YOUR INSTRUCTIONS >> Each line that follows is to be retyped exactly.

Dataset listings of figures >>
%%

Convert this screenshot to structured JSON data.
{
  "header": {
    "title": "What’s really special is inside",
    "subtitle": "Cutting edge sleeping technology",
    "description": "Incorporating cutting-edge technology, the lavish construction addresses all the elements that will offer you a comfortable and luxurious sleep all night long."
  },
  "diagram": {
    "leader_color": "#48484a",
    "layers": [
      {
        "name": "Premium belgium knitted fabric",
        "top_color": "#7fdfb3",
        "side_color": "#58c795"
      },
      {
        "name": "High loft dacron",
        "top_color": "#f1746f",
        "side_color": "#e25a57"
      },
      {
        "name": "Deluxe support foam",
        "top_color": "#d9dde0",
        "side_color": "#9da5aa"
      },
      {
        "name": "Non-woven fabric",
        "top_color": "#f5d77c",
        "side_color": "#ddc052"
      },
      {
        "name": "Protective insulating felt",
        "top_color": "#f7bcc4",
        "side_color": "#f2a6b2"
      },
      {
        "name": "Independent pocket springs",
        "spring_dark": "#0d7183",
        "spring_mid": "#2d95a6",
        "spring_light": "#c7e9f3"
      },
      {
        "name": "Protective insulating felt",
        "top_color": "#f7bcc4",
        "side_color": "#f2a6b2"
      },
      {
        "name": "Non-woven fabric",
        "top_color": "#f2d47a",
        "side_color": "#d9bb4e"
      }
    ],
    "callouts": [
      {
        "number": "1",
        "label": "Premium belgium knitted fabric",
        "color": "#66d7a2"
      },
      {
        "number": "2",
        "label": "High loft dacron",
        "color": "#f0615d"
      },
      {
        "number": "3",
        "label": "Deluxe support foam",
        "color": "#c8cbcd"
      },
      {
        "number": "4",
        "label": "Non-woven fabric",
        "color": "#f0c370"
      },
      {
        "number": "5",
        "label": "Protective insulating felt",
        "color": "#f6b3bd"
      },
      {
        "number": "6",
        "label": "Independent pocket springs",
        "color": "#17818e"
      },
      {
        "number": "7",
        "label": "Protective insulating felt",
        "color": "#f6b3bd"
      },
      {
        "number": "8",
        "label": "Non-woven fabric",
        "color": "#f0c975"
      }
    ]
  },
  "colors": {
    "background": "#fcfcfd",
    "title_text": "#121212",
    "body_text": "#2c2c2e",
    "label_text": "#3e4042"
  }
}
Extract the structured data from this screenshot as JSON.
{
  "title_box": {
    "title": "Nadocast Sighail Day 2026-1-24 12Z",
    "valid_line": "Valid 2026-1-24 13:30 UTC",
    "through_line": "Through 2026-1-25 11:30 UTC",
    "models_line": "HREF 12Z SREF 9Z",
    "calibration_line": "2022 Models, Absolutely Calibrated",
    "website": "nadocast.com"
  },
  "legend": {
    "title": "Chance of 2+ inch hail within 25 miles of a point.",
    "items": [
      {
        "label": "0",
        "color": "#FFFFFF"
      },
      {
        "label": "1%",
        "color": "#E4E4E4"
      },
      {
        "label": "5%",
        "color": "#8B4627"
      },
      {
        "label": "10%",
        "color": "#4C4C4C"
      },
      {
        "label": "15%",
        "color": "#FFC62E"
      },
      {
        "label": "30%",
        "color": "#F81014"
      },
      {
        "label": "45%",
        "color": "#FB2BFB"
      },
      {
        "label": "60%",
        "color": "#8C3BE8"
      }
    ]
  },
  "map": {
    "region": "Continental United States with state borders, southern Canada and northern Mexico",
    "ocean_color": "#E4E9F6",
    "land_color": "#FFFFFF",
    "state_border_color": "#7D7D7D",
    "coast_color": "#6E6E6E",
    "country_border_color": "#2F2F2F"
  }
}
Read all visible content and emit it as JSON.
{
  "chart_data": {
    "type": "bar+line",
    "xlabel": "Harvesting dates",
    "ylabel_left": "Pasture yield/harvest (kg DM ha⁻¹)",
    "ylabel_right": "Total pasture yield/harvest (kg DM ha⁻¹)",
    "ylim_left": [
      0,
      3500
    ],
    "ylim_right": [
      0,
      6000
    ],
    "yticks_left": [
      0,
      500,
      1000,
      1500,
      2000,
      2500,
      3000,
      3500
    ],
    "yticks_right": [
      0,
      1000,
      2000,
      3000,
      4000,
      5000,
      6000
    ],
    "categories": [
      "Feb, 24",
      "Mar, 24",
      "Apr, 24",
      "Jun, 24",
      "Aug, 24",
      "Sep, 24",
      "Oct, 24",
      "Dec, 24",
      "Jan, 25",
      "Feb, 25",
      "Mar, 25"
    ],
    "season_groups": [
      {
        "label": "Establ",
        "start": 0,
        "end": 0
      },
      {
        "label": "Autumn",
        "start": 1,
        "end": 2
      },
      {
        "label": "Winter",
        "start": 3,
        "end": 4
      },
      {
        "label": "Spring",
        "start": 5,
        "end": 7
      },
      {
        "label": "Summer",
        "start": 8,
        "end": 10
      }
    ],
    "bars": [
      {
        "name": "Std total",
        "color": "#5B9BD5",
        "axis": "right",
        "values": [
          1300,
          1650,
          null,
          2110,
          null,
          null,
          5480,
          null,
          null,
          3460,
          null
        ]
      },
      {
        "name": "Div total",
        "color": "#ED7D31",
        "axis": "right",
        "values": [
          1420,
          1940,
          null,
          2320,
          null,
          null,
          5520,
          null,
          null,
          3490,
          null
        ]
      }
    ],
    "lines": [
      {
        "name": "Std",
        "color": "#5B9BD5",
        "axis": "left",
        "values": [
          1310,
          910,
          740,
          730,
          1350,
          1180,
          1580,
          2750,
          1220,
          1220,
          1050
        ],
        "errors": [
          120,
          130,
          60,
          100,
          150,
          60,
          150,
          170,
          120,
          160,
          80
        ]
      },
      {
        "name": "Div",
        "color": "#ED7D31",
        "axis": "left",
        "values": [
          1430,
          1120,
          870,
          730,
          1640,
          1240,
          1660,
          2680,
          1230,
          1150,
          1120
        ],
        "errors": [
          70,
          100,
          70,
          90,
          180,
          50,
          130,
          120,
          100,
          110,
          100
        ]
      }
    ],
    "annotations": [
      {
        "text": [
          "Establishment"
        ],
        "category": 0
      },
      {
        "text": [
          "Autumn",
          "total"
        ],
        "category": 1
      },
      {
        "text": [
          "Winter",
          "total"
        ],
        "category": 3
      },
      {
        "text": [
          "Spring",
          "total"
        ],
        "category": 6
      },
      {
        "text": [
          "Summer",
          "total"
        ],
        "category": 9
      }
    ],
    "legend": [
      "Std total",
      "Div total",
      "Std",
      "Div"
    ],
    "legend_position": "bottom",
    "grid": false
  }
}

%%

TASK ANSWER >>
Convert this screenshot to structured JSON data.
{
  "header": {
    "title": "What’s really special is inside",
    "subtitle": "Cutting edge sleeping technology",
    "description": "Incorporating cutting-edge technology, the lavish construction addresses all the elements that will offer you a comfortable and luxurious sleep all night long."
  },
  "diagram": {
    "leader_color": "#48484a",
    "layers": [
      {
        "name": "Premium belgium knitted fabric",
        "top_color": "#7fdfb3",
        "side_color": "#58c795"
      },
      {
        "name": "High loft dacron",
        "top_color": "#f1746f",
        "side_color": "#e25a57"
      },
      {
        "name": "Deluxe support foam",
        "top_color": "#d9dde0",
        "side_color": "#9da5aa"
      },
      {
        "name": "Non-woven fabric",
        "top_color": "#f5d77c",
        "side_color": "#ddc052"
      },
      {
        "name": "Protective insulating felt",
        "top_color": "#f7bcc4",
        "side_color": "#f2a6b2"
      },
      {
        "name": "Independent pocket springs",
        "spring_dark": "#0d7183",
        "spring_mid": "#2d95a6",
        "spring_light": "#c7e9f3"
      },
      {
        "name": "Protective insulating felt",
        "top_color": "#f7bcc4",
        "side_color": "#f2a6b2"
      },
      {
        "name": "Non-woven fabric",
        "top_color": "#f2d47a",
        "side_color": "#d9bb4e"
      }
    ],
    "callouts": [
      {
        "number": "1",
        "label": "Premium belgium knitted fabric",
        "color": "#66d7a2"
      },
      {
        "number": "2",
        "label": "High loft dacron",
        "color": "#f0615d"
      },
      {
        "number": "3",
        "label": "Deluxe support foam",
        "color": "#c8cbcd"
      },
      {
        "number": "4",
        "label": "Non-woven fabric",
        "color": "#f0c370"
      },
      {
        "number": "5",
        "label": "Protective insulating felt",
        "color": "#f6b3bd"
      },
      {
        "number": "6",
        "label": "Independent pocket springs",
        "color": "#17818e"
      },
      {
        "number": "7",
        "label": "Protective insulating felt",
        "color": "#f6b3bd"
      },
      {
        "number": "8",
        "label": "Non-woven fabric",
        "color": "#f0c975"
      }
    ]
  },
  "colors": {
    "background": "#fcfcfd",
    "title_text": "#121212",
    "body_text": "#2c2c2e",
    "label_text": "#3e4042"
  }
}
Extract the structured data from this screenshot as JSON.
{
  "title_box": {
    "title": "Nadocast Sighail Day 2026-1-24 12Z",
    "valid_line": "Valid 2026-1-24 13:30 UTC",
    "through_line": "Through 2026-1-25 11:30 UTC",
    "models_line": "HREF 12Z SREF 9Z",
    "calibration_line": "2022 Models, Absolutely Calibrated",
    "website": "nadocast.com"
  },
  "legend": {
    "title": "Chance of 2+ inch hail within 25 miles of a point.",
    "items": [
      {
        "label": "0",
        "color": "#FFFFFF"
      },
      {
        "label": "1%",
        "color": "#E4E4E4"
      },
      {
        "label": "5%",
        "color": "#8B4627"
      },
      {
        "label": "10%",
        "color": "#4C4C4C"
      },
      {
        "label": "15%",
        "color": "#FFC62E"
      },
      {
        "label": "30%",
        "color": "#F81014"
      },
      {
        "label": "45%",
        "color": "#FB2BFB"
      },
      {
        "label": "60%",
        "color": "#8C3BE8"
      }
    ]
  },
  "map": {
    "region": "Continental United States with state borders, southern Canada and northern Mexico",
    "ocean_color": "#E4E9F6",
    "land_color": "#FFFFFF",
    "state_border_color": "#7D7D7D",
    "coast_color": "#6E6E6E",
    "country_border_color": "#2F2F2F"
  }
}
Read all visible content and emit it as JSON.
{
  "chart_data": {
    "type": "bar+line",
    "xlabel": "Harvesting dates",
    "ylabel_left": "Pasture yield/harvest (kg DM ha⁻¹)",
    "ylabel_right": "Total pasture yield/harvest (kg DM ha⁻¹)",
    "ylim_left": [
      0,
      3500
    ],
    "ylim_right": [
      0,
      6000
    ],
    "yticks_left": [
      0,
      500,
      1000,
      1500,
      2000,
      2500,
      3000,
      3500
    ],
    "yticks_right": [
      0,
      1000,
      2000,
      3000,
      4000,
      5000,
      6000
    ],
    "categories": [
      "Feb, 24",
      "Mar, 24",
      "Apr, 24",
      "Jun, 24",
      "Aug, 24",
      "Sep, 24",
      "Oct, 24",
      "Dec, 24",
      "Jan, 25",
      "Feb, 25",
      "Mar, 25"
    ],
    "season_groups": [
      {
        "label": "Establ",
        "start": 0,
        "end": 0
      },
      {
        "label": "Autumn",
        "start": 1,
        "end": 2
      },
      {
        "label": "Winter",
        "start": 3,
        "end": 4
      },
      {
        "label": "Spring",
        "start": 5,
        "end": 7
      },
      {
        "label": "Summer",
        "start": 8,
        "end": 10
      }
    ],
    "bars": [
      {
        "name": "Std total",
        "color": "#5B9BD5",
        "axis": "right",
        "values": [
          1300,
          1650,
          null,
          2110,
          null,
          null,
          5480,
          null,
          null,
          3460,
          null
        ]
      },
      {
        "name": "Div total",
        "color": "#ED7D31",
        "axis": "right",
        "values": [
          1420,
          1940,
          null,
          2320,
          null,
          null,
          5520,
          null,
          null,
          3490,
          null
        ]
      }
    ],
    "lines": [
      {
        "name": "Std",
        "color": "#5B9BD5",
        "axis": "left",
        "values": [
          1310,
          910,
          740,
          730,
          1350,
          1180,
          1580,
          2750,
          1220,
          1220,
          1050
        ],
        "errors": [
          120,
          130,
          60,
          100,
          150,
          60,
          150,
          170,
          120,
          160,
          80
        ]
      },
      {
        "name": "Div",
        "color": "#ED7D31",
        "axis": "left",
        "values": [
          1430,
          1120,
          870,
          730,
          1640,
          1240,
          1660,
          2680,
          1230,
          1150,
          1120
        ],
        "errors": [
          70,
          100,
          70,
          90,
          180,
          50,
          130,
          120,
          100,
          110,
          100
        ]
      }
    ],
    "annotations": [
      {
        "text": [
          "Establishment"
        ],
        "category": 0
      },
      {
        "text": [
          "Autumn",
          "total"
        ],
        "category": 1
      },
      {
        "text": [
          "Winter",
          "total"
        ],
        "category": 3
      },
      {
        "text": [
          "Spring",
          "total"
        ],
        "category": 6
      },
      {
        "text": [
          "Summer",
          "total"
        ],
        "category": 9
      }
    ],
    "legend": [
      "Std total",
      "Div total",
      "Std",
      "Div"
    ],
    "legend_position": "bottom",
    "grid": false
  }
}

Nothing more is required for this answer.